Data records
________________________

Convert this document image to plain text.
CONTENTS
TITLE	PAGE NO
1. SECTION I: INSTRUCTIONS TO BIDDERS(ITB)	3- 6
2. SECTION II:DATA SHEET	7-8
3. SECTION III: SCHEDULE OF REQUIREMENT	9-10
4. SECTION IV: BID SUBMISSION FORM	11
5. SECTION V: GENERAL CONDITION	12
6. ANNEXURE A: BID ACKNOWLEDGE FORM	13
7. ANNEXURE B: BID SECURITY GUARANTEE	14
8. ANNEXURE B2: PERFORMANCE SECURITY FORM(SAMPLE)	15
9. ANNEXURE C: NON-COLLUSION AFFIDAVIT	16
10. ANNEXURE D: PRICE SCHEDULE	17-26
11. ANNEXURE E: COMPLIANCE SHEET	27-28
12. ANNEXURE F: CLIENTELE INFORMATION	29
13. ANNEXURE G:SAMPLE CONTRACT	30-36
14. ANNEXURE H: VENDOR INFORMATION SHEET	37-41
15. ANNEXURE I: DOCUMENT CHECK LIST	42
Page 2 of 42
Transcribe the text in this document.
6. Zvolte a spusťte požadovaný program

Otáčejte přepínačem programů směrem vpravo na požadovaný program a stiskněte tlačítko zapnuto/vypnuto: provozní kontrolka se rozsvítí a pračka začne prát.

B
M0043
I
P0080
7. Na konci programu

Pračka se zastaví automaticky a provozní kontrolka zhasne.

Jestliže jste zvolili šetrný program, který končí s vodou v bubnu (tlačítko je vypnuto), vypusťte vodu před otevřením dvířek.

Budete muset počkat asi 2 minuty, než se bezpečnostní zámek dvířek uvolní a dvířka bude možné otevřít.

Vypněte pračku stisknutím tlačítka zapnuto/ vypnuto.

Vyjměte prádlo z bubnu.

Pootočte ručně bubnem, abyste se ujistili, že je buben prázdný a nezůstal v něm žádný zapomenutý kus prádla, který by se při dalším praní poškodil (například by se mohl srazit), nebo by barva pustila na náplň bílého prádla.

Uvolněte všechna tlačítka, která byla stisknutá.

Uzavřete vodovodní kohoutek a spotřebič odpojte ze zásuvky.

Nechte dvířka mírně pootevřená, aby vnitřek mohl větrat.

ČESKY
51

________________________

*Prompt*
Across the material above, how many lines include the string "kontrolka"? Only the number is wanted.

*Result of the task*
2